[SHORT TASK] Reproduce every one of the rows below, line for line and character for character, but leave out the pictures.

[STORED RECORDS]
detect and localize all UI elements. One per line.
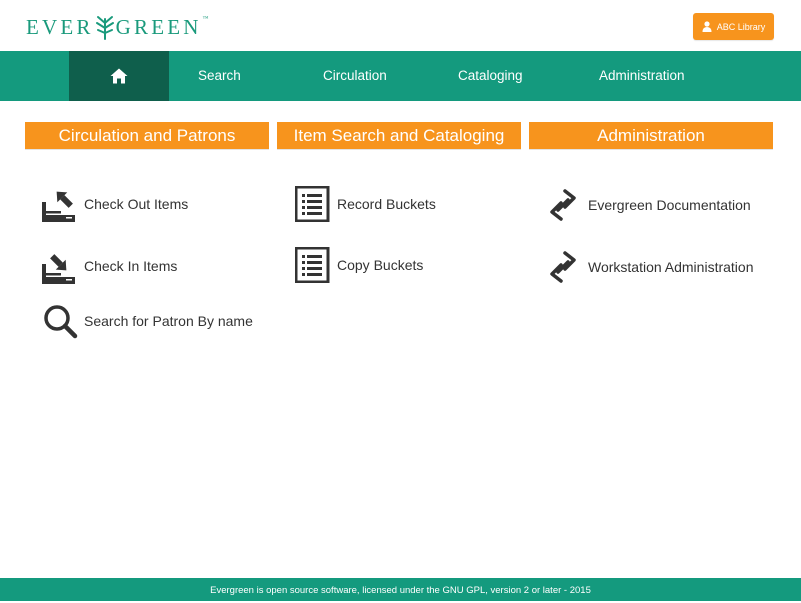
link-check-in-items[interactable]: Check In Items: [42, 248, 177, 284]
link-label: Record Buckets: [337, 196, 436, 212]
logo-text-left: EVER: [26, 14, 94, 39]
list-icon: [295, 247, 331, 283]
link-label: Copy Buckets: [337, 257, 424, 273]
link-label: Check In Items: [84, 258, 178, 274]
nav-home-button[interactable]: [69, 51, 169, 101]
logo-trademark: ™: [202, 16, 209, 22]
link-icon: [546, 187, 582, 223]
home-icon: [110, 68, 128, 84]
link-label: Check Out Items: [84, 196, 189, 212]
link-label: Workstation Administration: [588, 259, 754, 275]
link-check-out-items[interactable]: Check Out Items: [42, 186, 188, 222]
check-out-icon: [42, 186, 78, 222]
link-search-patron[interactable]: Search for Patron By name: [42, 303, 253, 339]
search-icon: [42, 303, 78, 339]
nav-cataloging[interactable]: Cataloging: [458, 51, 523, 101]
library-button[interactable]: ABC Library: [693, 13, 774, 40]
nav-search[interactable]: Search: [198, 51, 241, 101]
section-header-administration: Administration: [529, 122, 773, 150]
list-icon: [295, 186, 331, 222]
link-label: Evergreen Documentation: [588, 197, 751, 213]
evergreen-logo: EVER GREEN ™: [26, 12, 209, 42]
section-header-circulation: Circulation and Patrons: [25, 122, 269, 150]
main-navbar: Search Circulation Cataloging Administra…: [0, 51, 801, 101]
logo-text-right: GREEN: [115, 14, 202, 39]
nav-circulation[interactable]: Circulation: [323, 51, 387, 101]
library-button-label: ABC Library: [716, 21, 766, 32]
footer: Evergreen is open source software, licen…: [0, 578, 801, 601]
link-icon: [546, 249, 582, 285]
link-evergreen-documentation[interactable]: Evergreen Documentation: [546, 187, 751, 223]
link-label: Search for Patron By name: [84, 313, 253, 329]
link-copy-buckets[interactable]: Copy Buckets: [295, 247, 423, 283]
check-in-icon: [42, 248, 78, 284]
section-header-cataloging: Item Search and Cataloging: [277, 122, 521, 150]
link-record-buckets[interactable]: Record Buckets: [295, 186, 436, 222]
link-workstation-administration[interactable]: Workstation Administration: [546, 249, 753, 285]
footer-text: Evergreen is open source software, licen…: [210, 585, 591, 596]
user-icon: [702, 21, 712, 32]
leaf-icon: [95, 13, 115, 41]
nav-administration[interactable]: Administration: [599, 51, 685, 101]
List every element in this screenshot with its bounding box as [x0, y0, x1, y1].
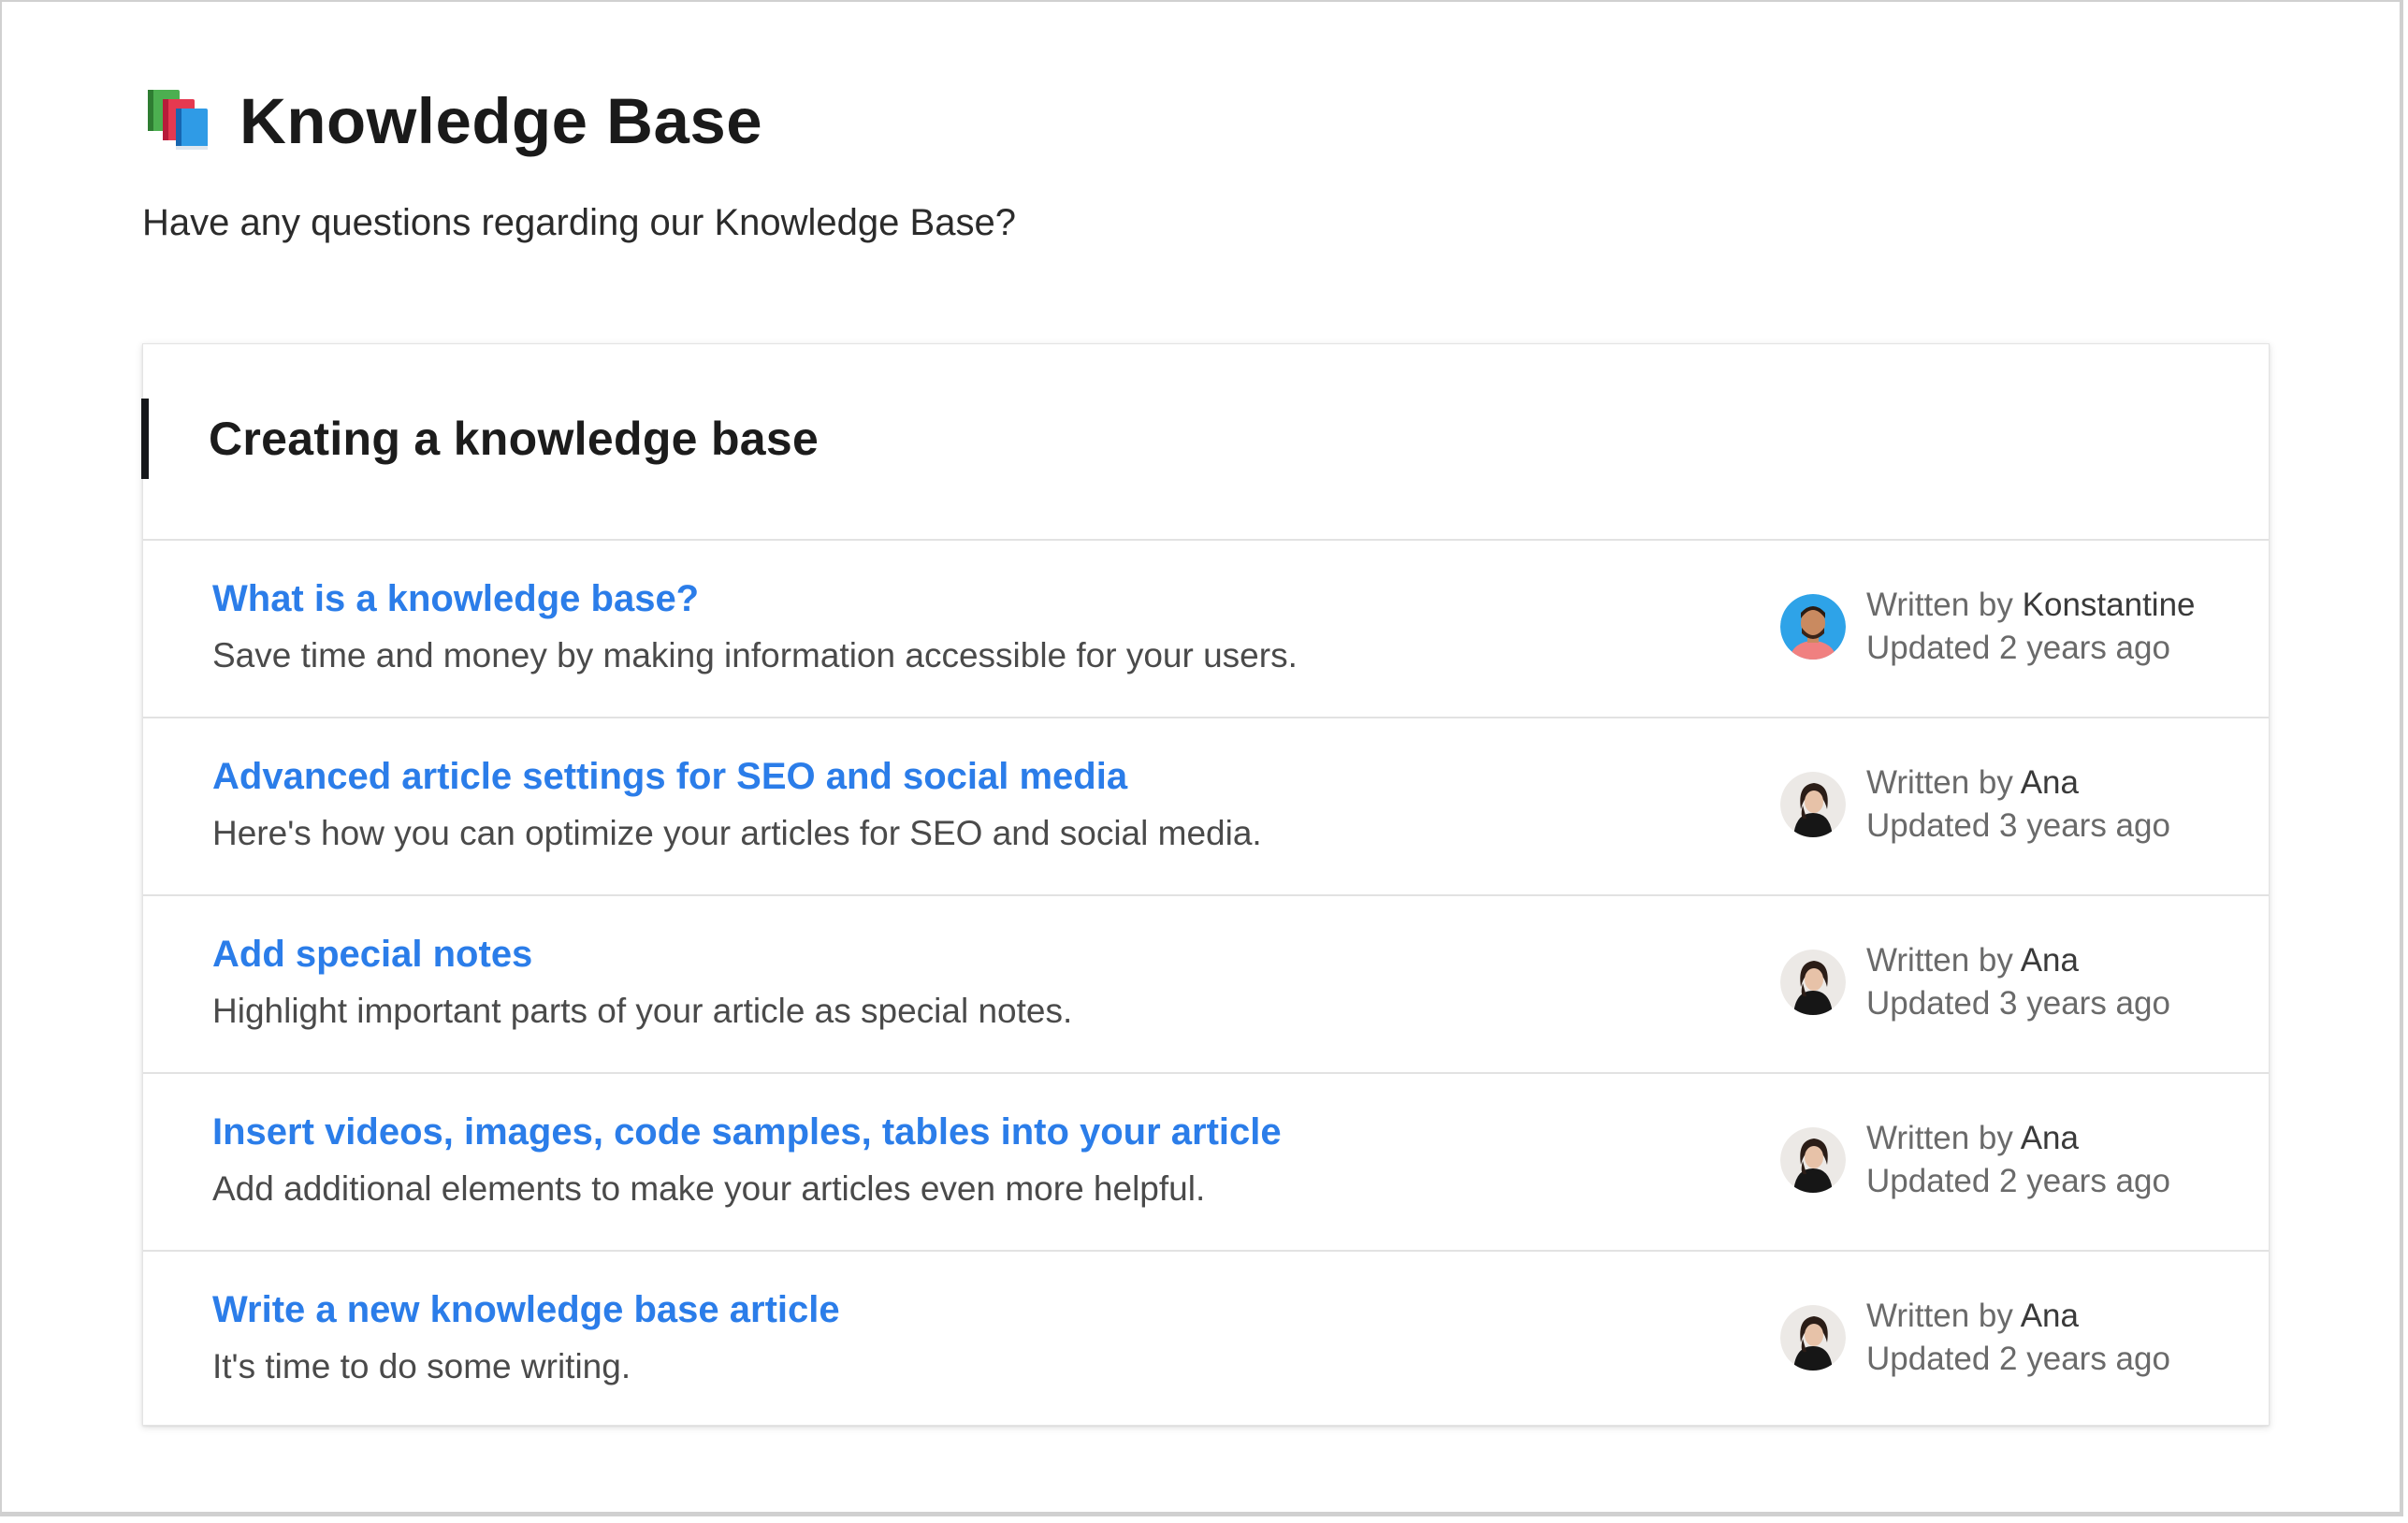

[RESPONSE TO THE TASK]
detect and localize all UI elements. One per line.
link-check-in-items[interactable]: Check In Items: [42, 248, 177, 284]
link-label: Record Buckets: [337, 196, 436, 212]
logo-text-left: EVER: [26, 14, 94, 39]
list-icon: [295, 247, 331, 283]
link-label: Copy Buckets: [337, 257, 424, 273]
link-label: Check In Items: [84, 258, 178, 274]
nav-home-button[interactable]: [69, 51, 169, 101]
logo-trademark: ™: [202, 16, 209, 22]
link-icon: [546, 187, 582, 223]
home-icon: [110, 68, 128, 84]
link-label: Check Out Items: [84, 196, 189, 212]
link-label: Workstation Administration: [588, 259, 754, 275]
link-check-out-items[interactable]: Check Out Items: [42, 186, 188, 222]
check-out-icon: [42, 186, 78, 222]
link-search-patron[interactable]: Search for Patron By name: [42, 303, 253, 339]
search-icon: [42, 303, 78, 339]
nav-cataloging[interactable]: Cataloging: [458, 51, 523, 101]
library-button[interactable]: ABC Library: [693, 13, 774, 40]
nav-search[interactable]: Search: [198, 51, 241, 101]
section-header-administration: Administration: [529, 122, 773, 150]
list-icon: [295, 186, 331, 222]
link-label: Evergreen Documentation: [588, 197, 751, 213]
evergreen-logo: EVER GREEN ™: [26, 12, 209, 42]
section-header-circulation: Circulation and Patrons: [25, 122, 269, 150]
main-navbar: Search Circulation Cataloging Administra…: [0, 51, 801, 101]
logo-text-right: GREEN: [115, 14, 202, 39]
nav-circulation[interactable]: Circulation: [323, 51, 387, 101]
library-button-label: ABC Library: [716, 21, 766, 32]
footer: Evergreen is open source software, licen…: [0, 578, 801, 601]
link-icon: [546, 249, 582, 285]
link-evergreen-documentation[interactable]: Evergreen Documentation: [546, 187, 751, 223]
link-label: Search for Patron By name: [84, 313, 253, 329]
link-copy-buckets[interactable]: Copy Buckets: [295, 247, 423, 283]
check-in-icon: [42, 248, 78, 284]
section-header-cataloging: Item Search and Cataloging: [277, 122, 521, 150]
link-record-buckets[interactable]: Record Buckets: [295, 186, 436, 222]
link-workstation-administration[interactable]: Workstation Administration: [546, 249, 753, 285]
footer-text: Evergreen is open source software, licen…: [210, 585, 591, 596]
user-icon: [702, 21, 712, 32]
leaf-icon: [95, 13, 115, 41]
nav-administration[interactable]: Administration: [599, 51, 685, 101]
List every element in this screenshot with its bounding box as [x0, y0, x1, y1].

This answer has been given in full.